**PETUNJUK TUGAS:**
Kutiplah dengan tepat bagian artikel tentang tradisi mencium tangan antara "Mengapa Harus Mencium" dan "ataupun di rumah.", termasuk kedua batas tersebut.

**HALAMAN:**
Artikel

Mengapa Harus Mencium Tangan Orangtua dan Guru?

0

Oleh: Ust. Rudi Hantono, S.Pd.I
Bagi sebagian besar kaum muslimin, membungkukkan badan seraya mencium tangan ketika berjabat tangan (bahasa Arab: mushaafahah) dengan orang-orang mulia atau terhormat sudah menjadi suatu budaya. Bagi mereka, tradisi cium tangan itu merupakan wujud rasa kasih sayang dan penghormatan, misalnya dari orang yang lebih muda kepada orang yang lebih tua, dari anak ke orangtua, dan dari murid ke guru. Di kalangan anak-anak atau murid, tradisi ini lazim dilakukan rutin oleh mereka terhadap orangtua atau guru, baik di sekolah ataupun di rumah.
Di lingkungan pesantren, mencium tangan orang-orang yang dimuliakan dan dihormati seperti orangtua dan guru adalah tradisi yang lazim. Demikian halnya di lingkungan Yayasan Pondok Pesantren Miftahul Ulum (YPP MU) Bengkak Wongsorejo Banyuwangi. Di semua lembaga pendidikan YPP MU, bahkan ada tradisi unik menyangkut tradisi ini. Ketika anak berangkat atau bahkan diantar sampai di sekolah, mereka selalu mencium tangan orangtua. Sementara itu, di sekolah, semua dewan guru berdiri di depan pintu gerbang menyambut para murid dengan penuh semangat; saat bemushafaahah, para murid mencium tangan guru. Kesemua itu sudah menjadi tradisi harian yang rutin dilakukan oleh murid terhadap guru di lingkungan YPP MU.

**CUPLIKAN DATA:**
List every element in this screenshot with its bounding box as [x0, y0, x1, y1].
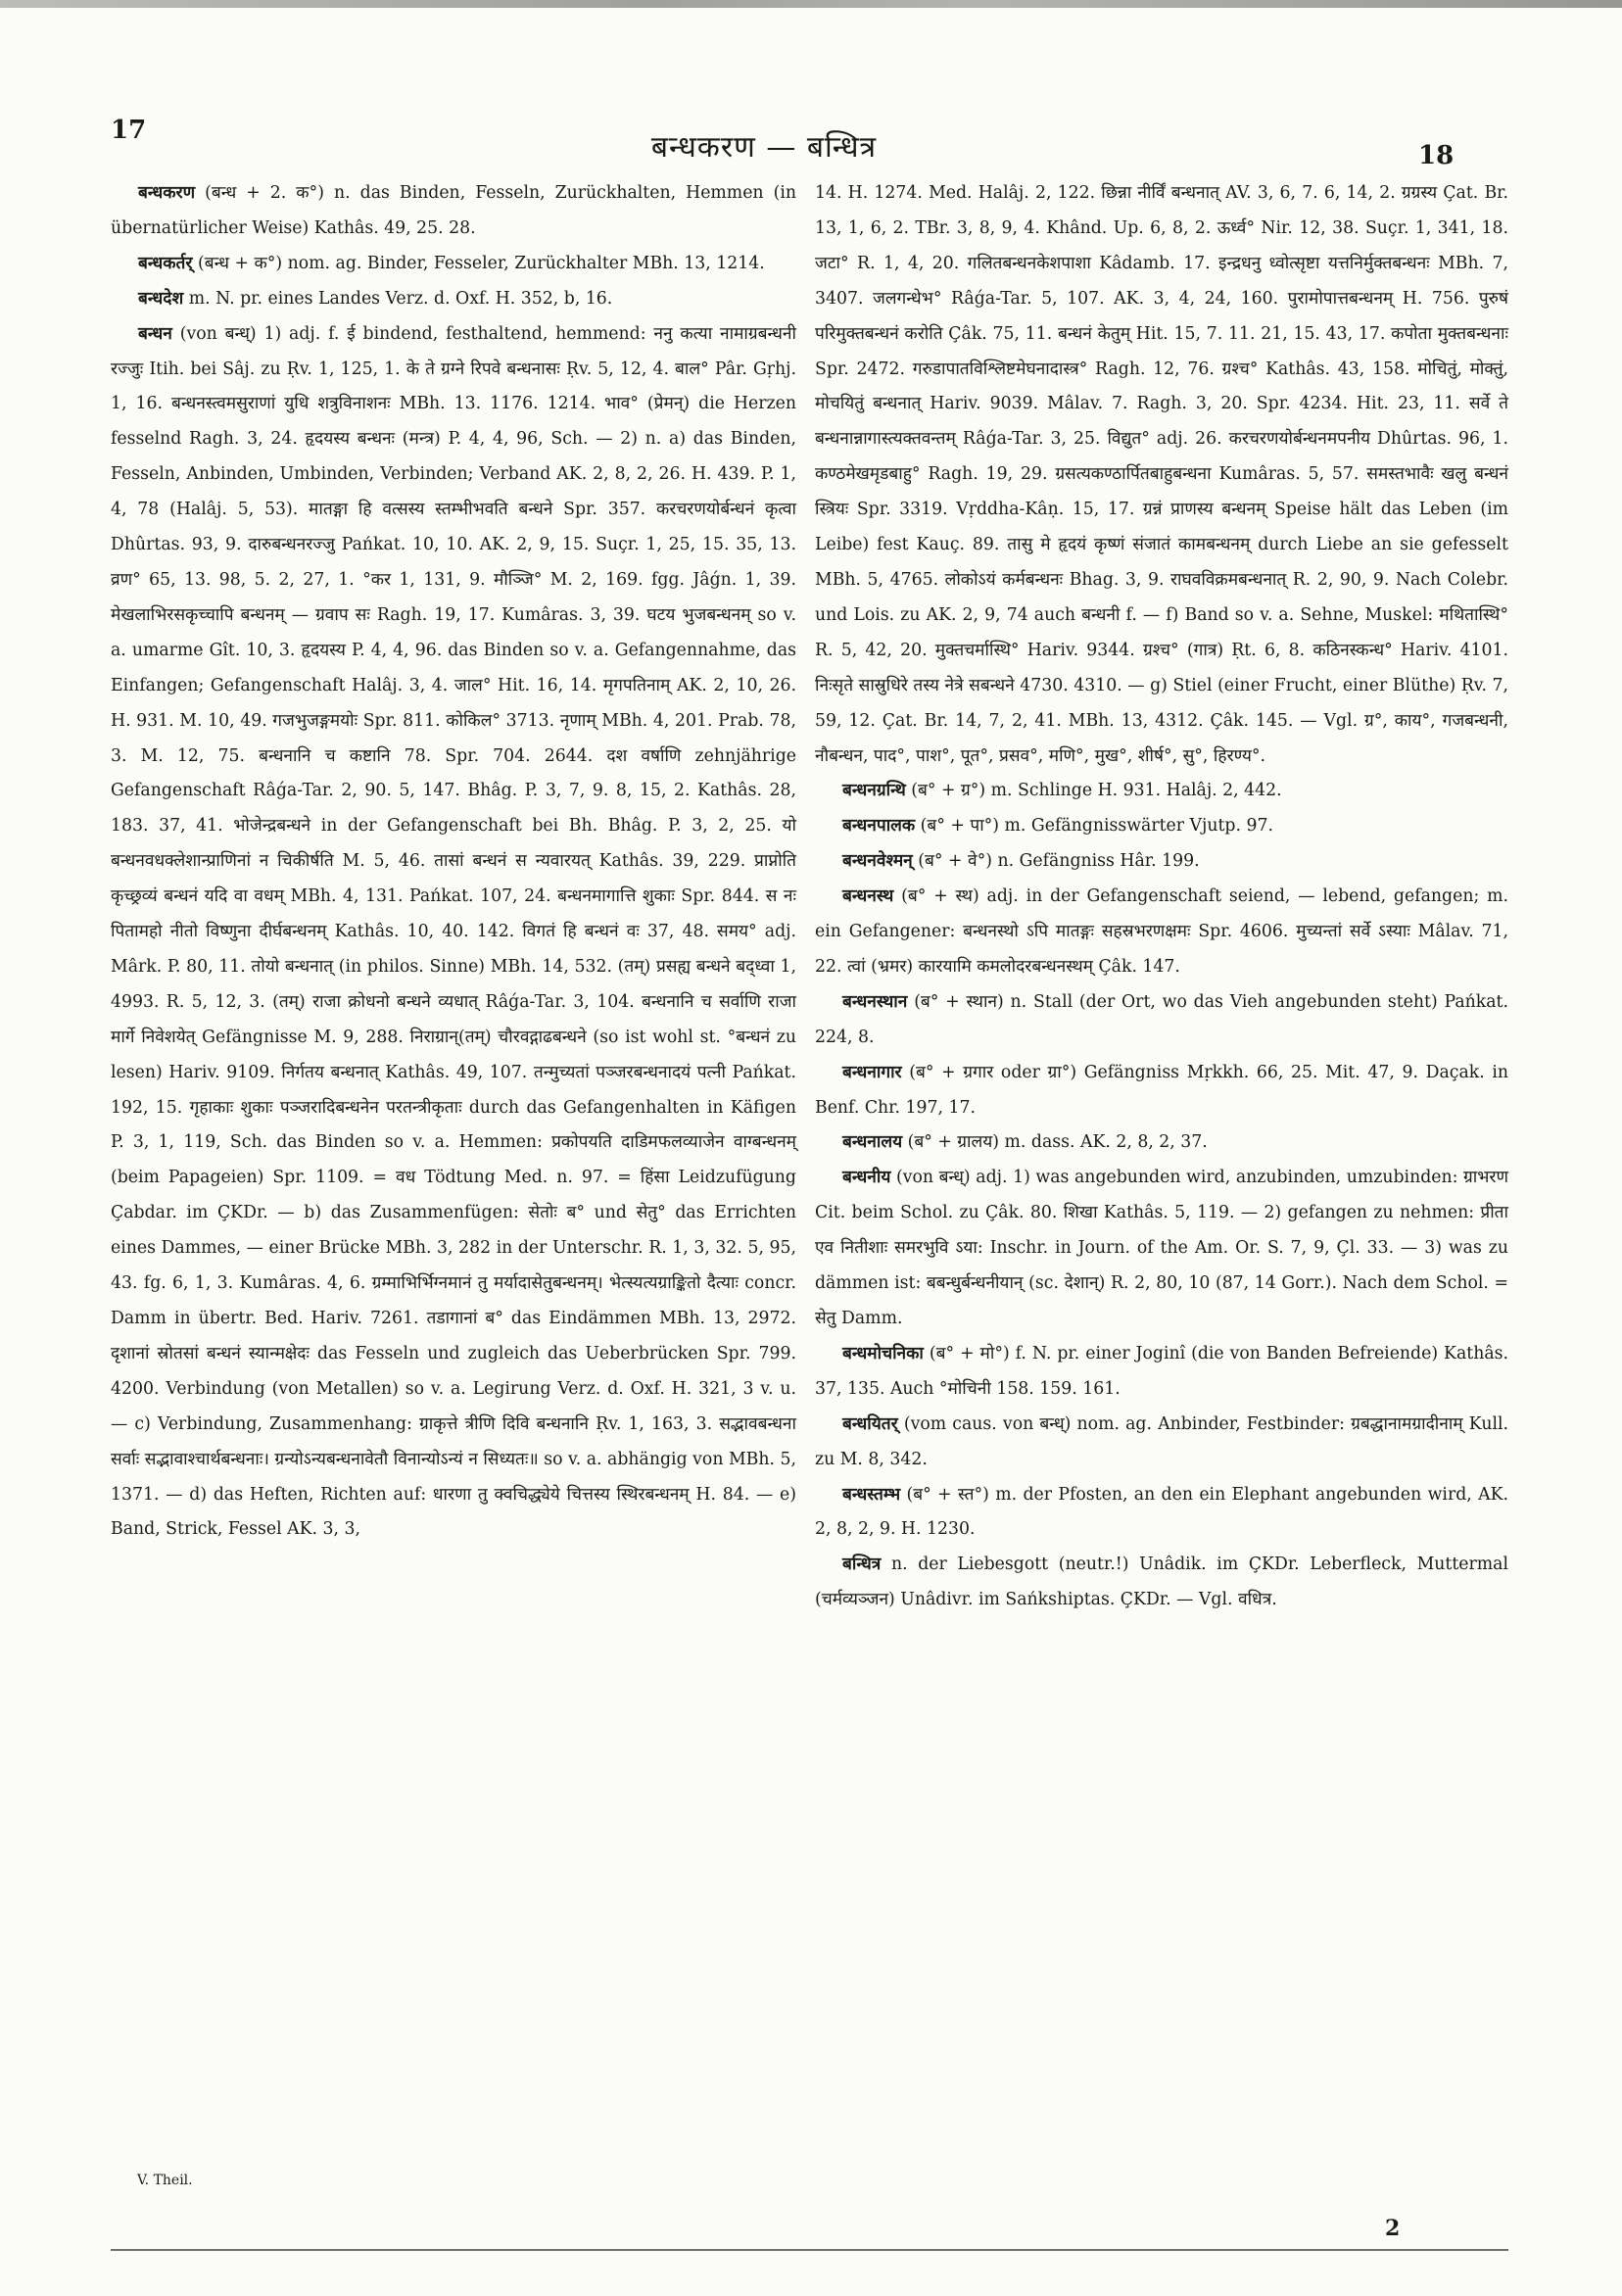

**JAWABAN:**
Mengapa Harus Mencium Tangan Orangtua dan Guru?

0

Oleh: Ust. Rudi Hantono, S.Pd.I
Bagi sebagian besar kaum muslimin, membungkukkan badan seraya mencium tangan ketika berjabat tangan (bahasa Arab: mushaafahah) dengan orang-orang mulia atau terhormat sudah menjadi suatu budaya. Bagi mereka, tradisi cium tangan itu merupakan wujud rasa kasih sayang dan penghormatan, misalnya dari orang yang lebih muda kepada orang yang lebih tua, dari anak ke orangtua, dan dari murid ke guru. Di kalangan anak-anak atau murid, tradisi ini lazim dilakukan rutin oleh mereka terhadap orangtua atau guru, baik di sekolah ataupun di rumah.